-------- Supplied passage

Liver function tests

Specialty of Clinical analysis

What is a liver function test?

Liver functions tests help diagnose and monitor liver disease by testing the blood. The tests measure the level of certain proteins and enzymes in the blood. Certain enzymes are released by the liver when it is damaged or diseased, and therefore it is helpful to measure these as an indicator. The same can be said for measuring proteins, such as bilirubin, which is a blood waste product that is usually cleared by a functioning liver.

What does a liver function test involve?

If your doctors recommends a liver function test, it is more than likely that a series of tests will be run which measure for different enzymes and proteins. During a liver function test, a sample of blood is taken through a small needle into a tube. The needle usually draws blood from the bend of your arm. Once a blood samples has been obtained, it will be sent to a laboratory for analysis, which can take either a few hours or a few days depending on whether the laboratory is located on-site or not.

----------------
-------- Provided material

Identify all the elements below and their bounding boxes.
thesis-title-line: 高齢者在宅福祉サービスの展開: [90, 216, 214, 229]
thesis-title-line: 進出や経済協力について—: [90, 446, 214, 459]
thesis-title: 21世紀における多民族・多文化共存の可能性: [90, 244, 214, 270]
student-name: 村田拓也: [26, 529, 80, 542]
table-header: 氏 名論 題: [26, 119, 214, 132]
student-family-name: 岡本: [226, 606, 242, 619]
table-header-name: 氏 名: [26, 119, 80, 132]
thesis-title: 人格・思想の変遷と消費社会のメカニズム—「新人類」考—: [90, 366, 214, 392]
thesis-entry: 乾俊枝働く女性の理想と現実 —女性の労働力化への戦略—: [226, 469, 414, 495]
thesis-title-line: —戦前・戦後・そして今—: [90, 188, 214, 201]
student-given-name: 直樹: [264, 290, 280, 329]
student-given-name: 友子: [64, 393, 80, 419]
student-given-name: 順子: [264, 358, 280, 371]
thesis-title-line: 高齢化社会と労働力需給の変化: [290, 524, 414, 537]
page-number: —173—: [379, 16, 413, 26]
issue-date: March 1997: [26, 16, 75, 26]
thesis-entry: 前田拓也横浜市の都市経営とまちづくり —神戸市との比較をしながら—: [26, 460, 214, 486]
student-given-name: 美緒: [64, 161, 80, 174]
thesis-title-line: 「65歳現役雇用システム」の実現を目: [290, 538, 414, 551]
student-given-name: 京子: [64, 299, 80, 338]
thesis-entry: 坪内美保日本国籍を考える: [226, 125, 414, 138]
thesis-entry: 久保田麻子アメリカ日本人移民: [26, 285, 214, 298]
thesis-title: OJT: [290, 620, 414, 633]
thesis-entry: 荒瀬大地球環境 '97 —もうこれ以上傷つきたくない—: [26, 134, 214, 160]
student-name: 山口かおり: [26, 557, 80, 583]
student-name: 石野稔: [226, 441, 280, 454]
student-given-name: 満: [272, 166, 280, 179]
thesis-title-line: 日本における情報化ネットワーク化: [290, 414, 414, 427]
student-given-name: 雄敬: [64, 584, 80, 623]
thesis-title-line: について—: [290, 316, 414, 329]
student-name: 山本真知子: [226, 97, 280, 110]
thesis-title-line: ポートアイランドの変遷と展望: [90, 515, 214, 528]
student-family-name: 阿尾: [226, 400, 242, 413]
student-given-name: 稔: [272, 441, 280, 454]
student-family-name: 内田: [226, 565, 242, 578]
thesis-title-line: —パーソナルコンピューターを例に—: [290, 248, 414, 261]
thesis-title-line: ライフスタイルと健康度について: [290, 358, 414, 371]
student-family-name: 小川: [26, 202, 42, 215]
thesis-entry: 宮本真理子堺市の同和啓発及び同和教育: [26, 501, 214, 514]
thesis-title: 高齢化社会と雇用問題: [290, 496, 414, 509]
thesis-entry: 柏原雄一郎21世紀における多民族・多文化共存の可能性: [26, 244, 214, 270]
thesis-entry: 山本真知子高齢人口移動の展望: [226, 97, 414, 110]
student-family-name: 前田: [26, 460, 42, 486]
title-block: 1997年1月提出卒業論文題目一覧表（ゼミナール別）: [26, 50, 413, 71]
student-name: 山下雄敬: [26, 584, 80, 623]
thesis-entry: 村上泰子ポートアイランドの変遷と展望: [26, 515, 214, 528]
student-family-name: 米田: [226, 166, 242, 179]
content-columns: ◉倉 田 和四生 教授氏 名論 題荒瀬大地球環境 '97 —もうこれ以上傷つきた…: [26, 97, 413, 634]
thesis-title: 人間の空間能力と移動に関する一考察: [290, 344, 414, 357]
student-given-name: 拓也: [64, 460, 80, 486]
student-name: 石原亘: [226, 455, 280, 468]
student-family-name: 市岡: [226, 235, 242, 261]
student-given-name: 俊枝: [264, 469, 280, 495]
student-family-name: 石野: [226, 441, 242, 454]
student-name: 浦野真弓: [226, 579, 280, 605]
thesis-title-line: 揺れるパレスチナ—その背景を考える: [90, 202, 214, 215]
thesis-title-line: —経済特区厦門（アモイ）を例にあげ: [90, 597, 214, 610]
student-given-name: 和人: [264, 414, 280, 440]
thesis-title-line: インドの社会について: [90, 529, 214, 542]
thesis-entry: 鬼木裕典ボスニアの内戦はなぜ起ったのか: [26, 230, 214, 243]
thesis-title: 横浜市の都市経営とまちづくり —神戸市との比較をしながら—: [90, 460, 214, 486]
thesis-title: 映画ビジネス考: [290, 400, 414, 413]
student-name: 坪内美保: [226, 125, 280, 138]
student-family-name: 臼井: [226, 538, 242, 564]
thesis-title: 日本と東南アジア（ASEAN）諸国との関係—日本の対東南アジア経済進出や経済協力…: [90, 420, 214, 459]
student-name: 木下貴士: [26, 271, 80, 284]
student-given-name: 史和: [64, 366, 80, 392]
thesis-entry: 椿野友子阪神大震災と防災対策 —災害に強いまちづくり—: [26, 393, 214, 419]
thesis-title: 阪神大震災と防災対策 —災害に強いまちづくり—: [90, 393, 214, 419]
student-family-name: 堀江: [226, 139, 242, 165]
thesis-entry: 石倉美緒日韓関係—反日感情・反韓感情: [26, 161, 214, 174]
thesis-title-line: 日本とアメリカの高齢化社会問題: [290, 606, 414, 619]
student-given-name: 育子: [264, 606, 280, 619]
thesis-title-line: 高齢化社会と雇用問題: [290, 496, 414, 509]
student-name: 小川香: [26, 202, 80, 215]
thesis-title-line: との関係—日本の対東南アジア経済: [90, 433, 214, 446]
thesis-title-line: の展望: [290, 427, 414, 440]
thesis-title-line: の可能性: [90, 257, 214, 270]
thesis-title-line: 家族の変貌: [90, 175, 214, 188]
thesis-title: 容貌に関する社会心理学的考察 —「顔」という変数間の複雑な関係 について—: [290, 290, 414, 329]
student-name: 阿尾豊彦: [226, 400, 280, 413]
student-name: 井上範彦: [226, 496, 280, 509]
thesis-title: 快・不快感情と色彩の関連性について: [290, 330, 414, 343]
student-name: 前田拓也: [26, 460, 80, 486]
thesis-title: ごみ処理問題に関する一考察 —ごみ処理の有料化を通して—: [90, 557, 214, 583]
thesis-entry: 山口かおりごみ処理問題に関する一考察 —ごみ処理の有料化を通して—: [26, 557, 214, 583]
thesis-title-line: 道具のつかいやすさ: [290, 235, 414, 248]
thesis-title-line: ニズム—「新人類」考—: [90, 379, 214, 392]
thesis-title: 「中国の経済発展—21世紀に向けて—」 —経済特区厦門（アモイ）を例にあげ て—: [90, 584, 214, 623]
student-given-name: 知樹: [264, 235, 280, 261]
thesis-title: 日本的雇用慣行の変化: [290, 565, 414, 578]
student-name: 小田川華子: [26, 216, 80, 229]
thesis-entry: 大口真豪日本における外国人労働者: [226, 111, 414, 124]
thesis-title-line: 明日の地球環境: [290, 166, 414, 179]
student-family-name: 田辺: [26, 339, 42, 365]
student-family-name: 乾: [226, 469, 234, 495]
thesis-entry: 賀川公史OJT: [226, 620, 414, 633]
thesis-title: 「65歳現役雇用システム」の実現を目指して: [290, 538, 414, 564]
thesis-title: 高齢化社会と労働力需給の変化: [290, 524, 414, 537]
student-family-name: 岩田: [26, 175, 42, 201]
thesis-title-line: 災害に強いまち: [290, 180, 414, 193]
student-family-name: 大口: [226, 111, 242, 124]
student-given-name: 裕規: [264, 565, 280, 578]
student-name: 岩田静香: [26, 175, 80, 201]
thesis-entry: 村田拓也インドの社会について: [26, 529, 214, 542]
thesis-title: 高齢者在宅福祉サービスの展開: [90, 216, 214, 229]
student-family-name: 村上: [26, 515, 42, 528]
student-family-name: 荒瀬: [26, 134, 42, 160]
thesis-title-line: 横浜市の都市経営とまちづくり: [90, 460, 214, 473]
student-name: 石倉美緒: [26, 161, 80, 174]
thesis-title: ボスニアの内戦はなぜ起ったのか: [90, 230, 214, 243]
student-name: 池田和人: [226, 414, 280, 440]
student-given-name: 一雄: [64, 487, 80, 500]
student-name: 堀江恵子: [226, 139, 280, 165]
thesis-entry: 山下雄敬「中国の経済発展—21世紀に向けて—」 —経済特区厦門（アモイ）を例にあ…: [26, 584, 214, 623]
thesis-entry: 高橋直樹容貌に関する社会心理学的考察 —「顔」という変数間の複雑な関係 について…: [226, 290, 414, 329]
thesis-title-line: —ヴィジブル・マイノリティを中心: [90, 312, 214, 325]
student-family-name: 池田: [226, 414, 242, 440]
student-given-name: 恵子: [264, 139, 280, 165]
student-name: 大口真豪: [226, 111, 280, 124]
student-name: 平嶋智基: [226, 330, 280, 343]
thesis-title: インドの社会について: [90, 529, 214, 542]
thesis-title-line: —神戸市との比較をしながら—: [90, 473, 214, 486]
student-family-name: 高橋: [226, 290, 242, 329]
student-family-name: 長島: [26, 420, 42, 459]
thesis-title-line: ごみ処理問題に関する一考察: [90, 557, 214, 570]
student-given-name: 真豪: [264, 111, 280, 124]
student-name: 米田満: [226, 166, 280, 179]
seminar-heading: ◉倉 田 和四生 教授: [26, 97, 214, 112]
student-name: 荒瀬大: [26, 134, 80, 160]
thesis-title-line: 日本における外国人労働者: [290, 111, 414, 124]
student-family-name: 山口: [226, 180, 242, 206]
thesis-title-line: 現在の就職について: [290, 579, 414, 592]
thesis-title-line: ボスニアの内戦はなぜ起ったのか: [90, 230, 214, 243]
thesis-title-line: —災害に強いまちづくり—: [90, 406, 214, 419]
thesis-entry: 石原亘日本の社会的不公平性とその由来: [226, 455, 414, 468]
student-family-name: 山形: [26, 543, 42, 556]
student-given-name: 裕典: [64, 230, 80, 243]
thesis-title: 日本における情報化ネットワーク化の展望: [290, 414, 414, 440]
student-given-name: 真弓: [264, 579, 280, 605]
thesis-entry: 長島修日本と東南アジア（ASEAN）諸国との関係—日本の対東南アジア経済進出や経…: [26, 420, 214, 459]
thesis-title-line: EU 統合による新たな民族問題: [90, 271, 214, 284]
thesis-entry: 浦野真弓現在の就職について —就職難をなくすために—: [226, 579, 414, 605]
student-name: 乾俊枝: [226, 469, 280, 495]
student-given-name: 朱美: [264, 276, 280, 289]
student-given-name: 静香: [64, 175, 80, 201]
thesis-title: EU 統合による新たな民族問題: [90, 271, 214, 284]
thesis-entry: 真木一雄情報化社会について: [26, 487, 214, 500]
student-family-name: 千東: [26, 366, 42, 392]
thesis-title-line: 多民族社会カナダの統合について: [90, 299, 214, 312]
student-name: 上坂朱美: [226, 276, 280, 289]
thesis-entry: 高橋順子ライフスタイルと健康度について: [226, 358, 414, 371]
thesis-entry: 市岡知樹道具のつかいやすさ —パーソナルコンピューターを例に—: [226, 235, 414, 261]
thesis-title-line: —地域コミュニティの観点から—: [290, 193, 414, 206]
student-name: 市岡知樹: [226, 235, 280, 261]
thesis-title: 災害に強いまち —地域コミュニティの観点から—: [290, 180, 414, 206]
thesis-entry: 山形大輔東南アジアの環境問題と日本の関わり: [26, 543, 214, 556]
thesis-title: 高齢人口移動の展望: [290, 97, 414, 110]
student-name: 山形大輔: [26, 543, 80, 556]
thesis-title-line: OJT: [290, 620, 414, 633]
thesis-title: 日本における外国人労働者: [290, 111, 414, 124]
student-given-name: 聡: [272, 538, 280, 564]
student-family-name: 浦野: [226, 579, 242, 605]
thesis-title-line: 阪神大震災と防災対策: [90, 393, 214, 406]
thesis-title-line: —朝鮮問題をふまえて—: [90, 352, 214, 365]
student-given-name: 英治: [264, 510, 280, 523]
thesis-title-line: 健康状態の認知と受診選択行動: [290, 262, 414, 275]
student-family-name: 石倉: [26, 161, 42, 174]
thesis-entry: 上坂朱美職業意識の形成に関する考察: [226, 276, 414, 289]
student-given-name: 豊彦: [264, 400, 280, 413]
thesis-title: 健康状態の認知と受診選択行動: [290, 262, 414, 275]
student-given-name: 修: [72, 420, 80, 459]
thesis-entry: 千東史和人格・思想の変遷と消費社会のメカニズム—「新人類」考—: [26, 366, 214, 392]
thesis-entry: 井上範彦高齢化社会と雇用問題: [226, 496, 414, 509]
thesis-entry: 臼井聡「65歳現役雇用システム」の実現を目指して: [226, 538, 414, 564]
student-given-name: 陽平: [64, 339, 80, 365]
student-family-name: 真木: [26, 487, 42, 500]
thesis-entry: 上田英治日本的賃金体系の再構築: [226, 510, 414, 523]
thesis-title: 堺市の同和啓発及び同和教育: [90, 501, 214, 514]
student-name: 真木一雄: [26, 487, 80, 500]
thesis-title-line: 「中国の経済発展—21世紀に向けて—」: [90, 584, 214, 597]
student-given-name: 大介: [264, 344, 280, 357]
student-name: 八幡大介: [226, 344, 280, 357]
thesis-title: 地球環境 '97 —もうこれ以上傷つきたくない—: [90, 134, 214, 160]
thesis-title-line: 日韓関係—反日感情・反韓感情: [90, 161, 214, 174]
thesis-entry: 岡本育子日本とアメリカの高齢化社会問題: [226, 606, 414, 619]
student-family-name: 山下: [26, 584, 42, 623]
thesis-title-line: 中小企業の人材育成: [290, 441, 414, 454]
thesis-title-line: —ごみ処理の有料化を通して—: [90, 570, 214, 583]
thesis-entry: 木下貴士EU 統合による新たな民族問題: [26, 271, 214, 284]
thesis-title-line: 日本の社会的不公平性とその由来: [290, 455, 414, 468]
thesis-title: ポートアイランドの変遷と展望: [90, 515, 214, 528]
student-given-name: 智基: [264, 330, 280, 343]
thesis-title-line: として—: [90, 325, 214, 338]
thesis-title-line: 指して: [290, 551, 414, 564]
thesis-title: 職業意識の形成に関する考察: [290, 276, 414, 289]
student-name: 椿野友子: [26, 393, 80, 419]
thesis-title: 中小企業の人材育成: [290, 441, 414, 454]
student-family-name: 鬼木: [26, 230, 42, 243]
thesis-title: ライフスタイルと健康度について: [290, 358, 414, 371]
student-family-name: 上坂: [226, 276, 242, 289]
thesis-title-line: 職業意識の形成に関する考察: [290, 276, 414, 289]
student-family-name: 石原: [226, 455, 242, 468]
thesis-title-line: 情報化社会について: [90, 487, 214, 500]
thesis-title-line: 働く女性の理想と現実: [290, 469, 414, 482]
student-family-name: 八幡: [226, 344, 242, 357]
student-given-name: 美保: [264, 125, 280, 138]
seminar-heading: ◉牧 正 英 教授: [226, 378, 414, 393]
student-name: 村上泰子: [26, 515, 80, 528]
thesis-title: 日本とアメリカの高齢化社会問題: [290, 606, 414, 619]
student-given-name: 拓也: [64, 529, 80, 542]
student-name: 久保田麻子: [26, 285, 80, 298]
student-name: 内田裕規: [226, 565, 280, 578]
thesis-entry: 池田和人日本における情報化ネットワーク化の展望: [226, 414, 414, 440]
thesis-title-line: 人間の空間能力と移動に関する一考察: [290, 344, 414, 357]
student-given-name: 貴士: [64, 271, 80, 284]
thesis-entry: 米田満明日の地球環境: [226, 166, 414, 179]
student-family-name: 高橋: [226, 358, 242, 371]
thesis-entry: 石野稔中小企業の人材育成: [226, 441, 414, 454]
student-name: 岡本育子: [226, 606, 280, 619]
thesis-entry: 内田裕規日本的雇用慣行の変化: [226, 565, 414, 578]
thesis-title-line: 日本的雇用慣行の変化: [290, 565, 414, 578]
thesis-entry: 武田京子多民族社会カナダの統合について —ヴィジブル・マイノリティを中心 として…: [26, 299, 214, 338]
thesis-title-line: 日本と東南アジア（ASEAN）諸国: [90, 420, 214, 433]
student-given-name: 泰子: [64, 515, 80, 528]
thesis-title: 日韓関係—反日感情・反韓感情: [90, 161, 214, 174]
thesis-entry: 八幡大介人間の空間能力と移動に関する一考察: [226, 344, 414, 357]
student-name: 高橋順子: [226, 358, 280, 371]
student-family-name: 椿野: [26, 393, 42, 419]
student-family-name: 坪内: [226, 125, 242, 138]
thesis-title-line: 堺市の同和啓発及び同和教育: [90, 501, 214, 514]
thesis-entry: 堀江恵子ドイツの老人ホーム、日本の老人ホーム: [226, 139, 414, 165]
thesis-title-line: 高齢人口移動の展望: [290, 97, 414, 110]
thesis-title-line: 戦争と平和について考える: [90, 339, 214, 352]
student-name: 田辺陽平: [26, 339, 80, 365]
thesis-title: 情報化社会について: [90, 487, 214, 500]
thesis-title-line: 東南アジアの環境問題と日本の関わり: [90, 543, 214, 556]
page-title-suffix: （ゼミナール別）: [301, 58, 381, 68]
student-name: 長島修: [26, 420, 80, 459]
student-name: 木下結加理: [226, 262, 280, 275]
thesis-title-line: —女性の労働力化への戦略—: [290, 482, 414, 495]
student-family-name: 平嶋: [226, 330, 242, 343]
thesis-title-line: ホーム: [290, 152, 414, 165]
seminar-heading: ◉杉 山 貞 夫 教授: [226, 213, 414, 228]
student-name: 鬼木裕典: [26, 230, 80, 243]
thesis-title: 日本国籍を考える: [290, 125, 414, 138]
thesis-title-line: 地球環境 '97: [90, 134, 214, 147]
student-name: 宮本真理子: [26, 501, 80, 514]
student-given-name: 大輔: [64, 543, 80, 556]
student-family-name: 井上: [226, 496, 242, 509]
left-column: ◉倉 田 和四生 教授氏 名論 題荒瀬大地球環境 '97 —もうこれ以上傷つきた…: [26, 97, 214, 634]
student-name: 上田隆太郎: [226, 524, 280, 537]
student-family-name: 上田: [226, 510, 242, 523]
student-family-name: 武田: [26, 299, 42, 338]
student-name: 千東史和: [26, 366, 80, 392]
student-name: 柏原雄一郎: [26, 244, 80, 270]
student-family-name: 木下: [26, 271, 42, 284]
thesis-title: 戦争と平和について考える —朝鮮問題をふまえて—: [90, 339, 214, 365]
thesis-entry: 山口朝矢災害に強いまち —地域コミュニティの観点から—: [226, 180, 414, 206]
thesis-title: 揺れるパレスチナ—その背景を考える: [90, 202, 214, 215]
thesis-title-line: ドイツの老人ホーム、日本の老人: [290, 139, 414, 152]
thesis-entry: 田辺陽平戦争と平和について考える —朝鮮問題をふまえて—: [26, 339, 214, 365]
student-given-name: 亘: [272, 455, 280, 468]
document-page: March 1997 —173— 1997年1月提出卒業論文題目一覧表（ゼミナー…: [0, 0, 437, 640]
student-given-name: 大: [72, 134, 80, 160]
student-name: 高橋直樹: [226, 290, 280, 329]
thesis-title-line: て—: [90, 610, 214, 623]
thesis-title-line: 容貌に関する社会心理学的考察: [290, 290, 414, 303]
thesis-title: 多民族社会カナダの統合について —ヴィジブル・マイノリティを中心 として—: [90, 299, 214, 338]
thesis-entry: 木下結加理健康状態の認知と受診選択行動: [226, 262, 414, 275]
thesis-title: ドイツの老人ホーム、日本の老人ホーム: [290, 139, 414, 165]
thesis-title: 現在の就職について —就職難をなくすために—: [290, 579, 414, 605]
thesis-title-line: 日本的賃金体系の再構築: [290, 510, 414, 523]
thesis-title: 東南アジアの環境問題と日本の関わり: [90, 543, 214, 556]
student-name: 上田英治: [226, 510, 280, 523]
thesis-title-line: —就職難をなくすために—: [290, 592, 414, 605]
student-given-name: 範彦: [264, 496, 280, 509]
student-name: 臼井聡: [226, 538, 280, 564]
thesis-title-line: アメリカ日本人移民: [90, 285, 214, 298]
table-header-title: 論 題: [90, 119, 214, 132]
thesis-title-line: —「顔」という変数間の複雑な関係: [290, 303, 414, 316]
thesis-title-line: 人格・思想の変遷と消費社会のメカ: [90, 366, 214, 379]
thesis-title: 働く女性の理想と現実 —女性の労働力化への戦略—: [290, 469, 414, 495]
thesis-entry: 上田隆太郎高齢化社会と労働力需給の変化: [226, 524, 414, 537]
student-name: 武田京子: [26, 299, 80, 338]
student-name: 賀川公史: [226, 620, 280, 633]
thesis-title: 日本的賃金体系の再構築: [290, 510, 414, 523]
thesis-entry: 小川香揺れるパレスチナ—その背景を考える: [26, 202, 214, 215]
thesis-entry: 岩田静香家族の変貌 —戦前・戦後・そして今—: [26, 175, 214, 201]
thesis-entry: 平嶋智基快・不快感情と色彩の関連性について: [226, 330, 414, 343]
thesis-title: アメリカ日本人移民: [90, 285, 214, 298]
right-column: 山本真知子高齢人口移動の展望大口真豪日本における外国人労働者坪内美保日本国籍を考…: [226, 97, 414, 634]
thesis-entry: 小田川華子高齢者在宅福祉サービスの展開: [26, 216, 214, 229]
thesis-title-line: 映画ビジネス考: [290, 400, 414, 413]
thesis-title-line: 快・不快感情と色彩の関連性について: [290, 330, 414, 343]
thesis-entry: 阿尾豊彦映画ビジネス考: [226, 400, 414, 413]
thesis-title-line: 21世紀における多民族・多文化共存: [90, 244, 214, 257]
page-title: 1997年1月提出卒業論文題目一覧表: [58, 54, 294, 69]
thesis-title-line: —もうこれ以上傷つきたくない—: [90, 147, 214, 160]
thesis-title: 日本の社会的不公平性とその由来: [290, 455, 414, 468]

----------------

### Set of tasks
1. Translate this sentence from the liver function tests passage into Spanish: "During a liver function test, a sample of blood is taken through a small needle into a tube."
2. According to the liver function tests passage, from what part of the body does the needle usually draw blood?
3. Go on with the liver function tests passage, starting after its last sentence.

### Results for each task
1. Durante una prueba de función hepática, se extrae una muestra de sangre con una aguja pequeña y se recoge en un tubo.

2. From the bend of the arm.

3.
What is a liver function test for?

Typically, a liver function test is used to:

  • Determine the severity of a disease, such as cirrhosis (scarring of the liver)
  • Screen for liver infections (e.g. hepatitis)
  • Measure the progression of liver disease, such as hepatitis, and to see how successful treatment is
  • Check for any side effects to medications

If you are experiencing the following symptoms, a liver function test will be carried out to help determine a diagnosis:

  • Yellow eyes or skin (jaundice)
  • Fatigue 
  • Nausea
  • Little appetite
  • Dark urine and light-coloured stool

How can you prepare for a liver function test?

Before a liver function test food and drink has to be avoided for a certain period as these can affect the results. Certain medications will also have to be avoided before a liver function test. 

What would a “bad” result mean?

Normal results differ for men, women and children. When you receive your results, your numbers will display next to the normal, healthy range. If your results are not normal, further tests will be carried out to aid a diagnosis, or treatment plan. Ultimately, your specialist will explain your results and when the next steps will be.